§ **ENTRIES SUPPLIED**:
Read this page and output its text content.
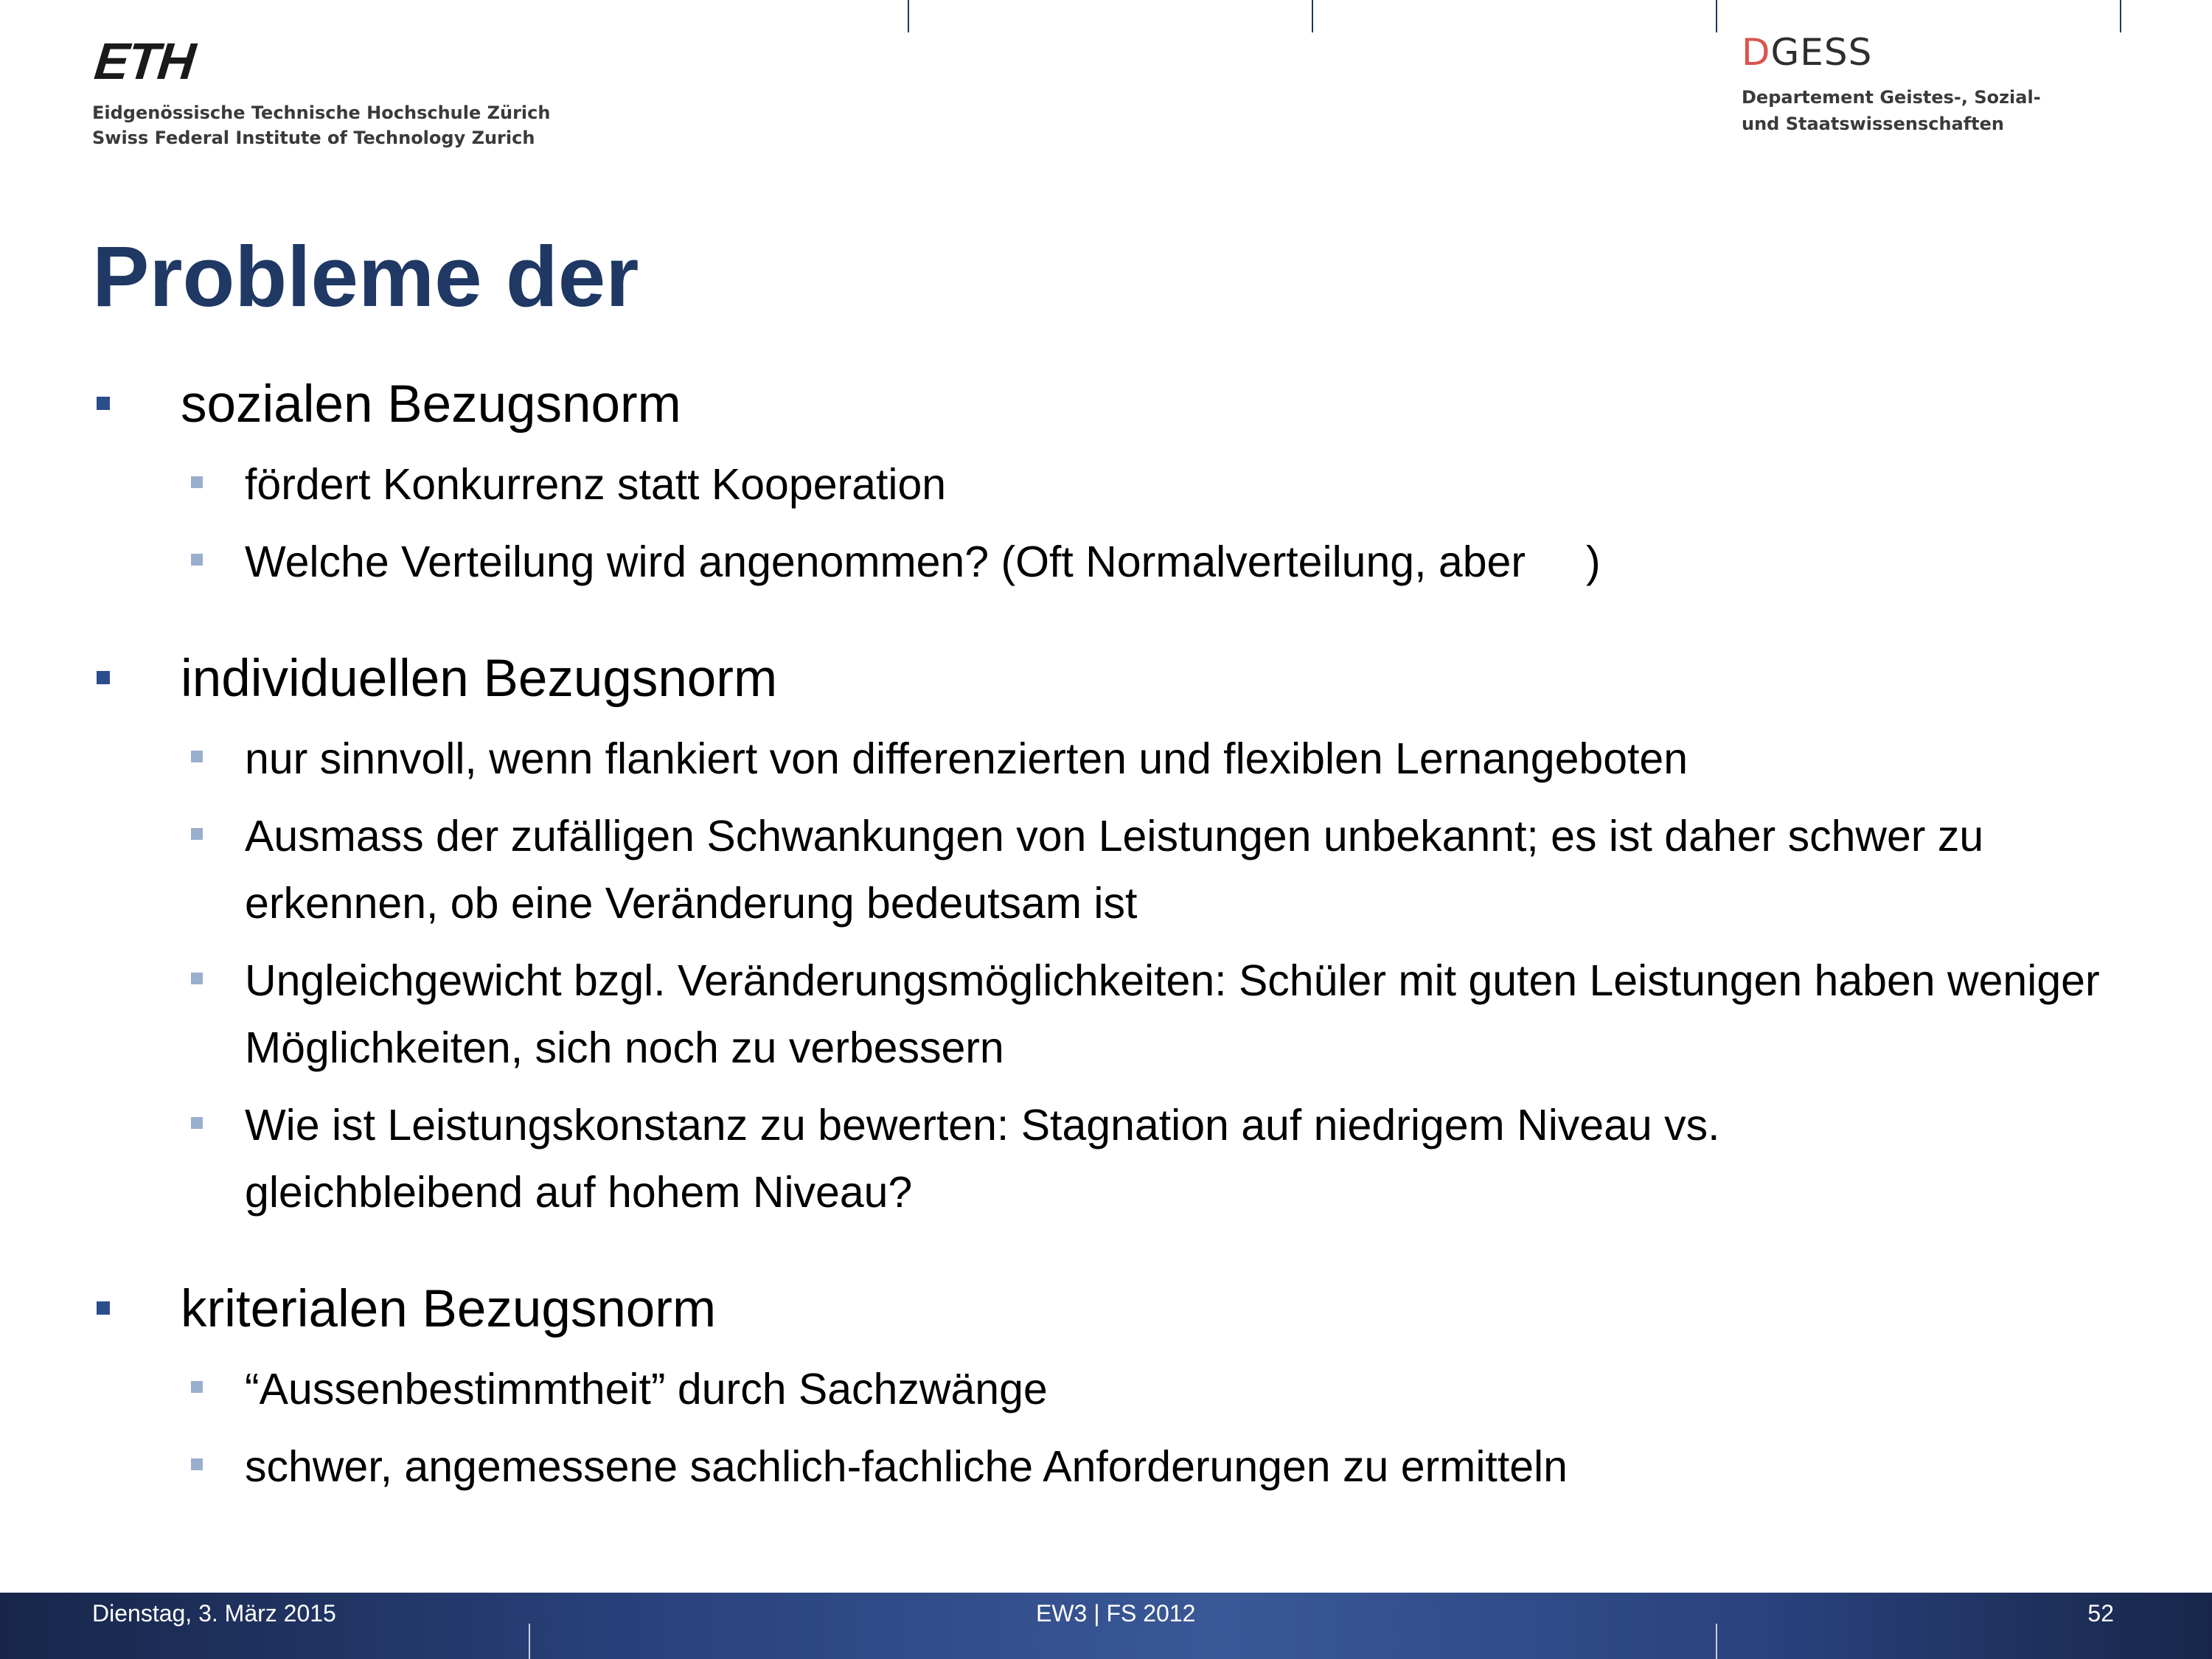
ETH
Eidgenössische Technische Hochschule Zürich
Swiss Federal Institute of Technology Zurich
DGESS
Departement Geistes-, Sozial-
und Staatswissenschaften
Probleme der
sozialen Bezugsnorm
fördert Konkurrenz statt Kooperation
Welche Verteilung wird angenommen? (Oft Normalverteilung, aber     )
individuellen Bezugsnorm
nur sinnvoll, wenn flankiert von differenzierten und flexiblen Lernangeboten
Ausmass der zufälligen Schwankungen von Leistungen unbekannt; es ist daher schwer zu erkennen, ob eine Veränderung bedeutsam ist
Ungleichgewicht bzgl. Veränderungsmöglichkeiten: Schüler mit guten Leistungen haben weniger Möglichkeiten, sich noch zu verbessern
Wie ist Leistungskonstanz zu bewerten: Stagnation auf niedrigem Niveau vs. gleichbleibend auf hohem Niveau?
kriterialen Bezugsnorm
“Aussenbestimmtheit” durch Sachzwänge
schwer, angemessene sachlich-fachliche Anforderungen zu ermitteln
Dienstag, 3. März 2015	EW3 | FS 2012	52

§ **AIM OF THE TASK**: The entire listing above is to be copied exactly, with all pictures omitted.

§ **TASK OUTPUT**:
Read this page and output its text content.
ETH
Eidgenössische Technische Hochschule Zürich
Swiss Federal Institute of Technology Zurich
DGESS
Departement Geistes-, Sozial-
und Staatswissenschaften
Probleme der
sozialen Bezugsnorm
fördert Konkurrenz statt Kooperation
Welche Verteilung wird angenommen? (Oft Normalverteilung, aber     )
individuellen Bezugsnorm
nur sinnvoll, wenn flankiert von differenzierten und flexiblen Lernangeboten
Ausmass der zufälligen Schwankungen von Leistungen unbekannt; es ist daher schwer zu erkennen, ob eine Veränderung bedeutsam ist
Ungleichgewicht bzgl. Veränderungsmöglichkeiten: Schüler mit guten Leistungen haben weniger Möglichkeiten, sich noch zu verbessern
Wie ist Leistungskonstanz zu bewerten: Stagnation auf niedrigem Niveau vs. gleichbleibend auf hohem Niveau?
kriterialen Bezugsnorm
“Aussenbestimmtheit” durch Sachzwänge
schwer, angemessene sachlich-fachliche Anforderungen zu ermitteln
Dienstag, 3. März 2015	EW3 | FS 2012	52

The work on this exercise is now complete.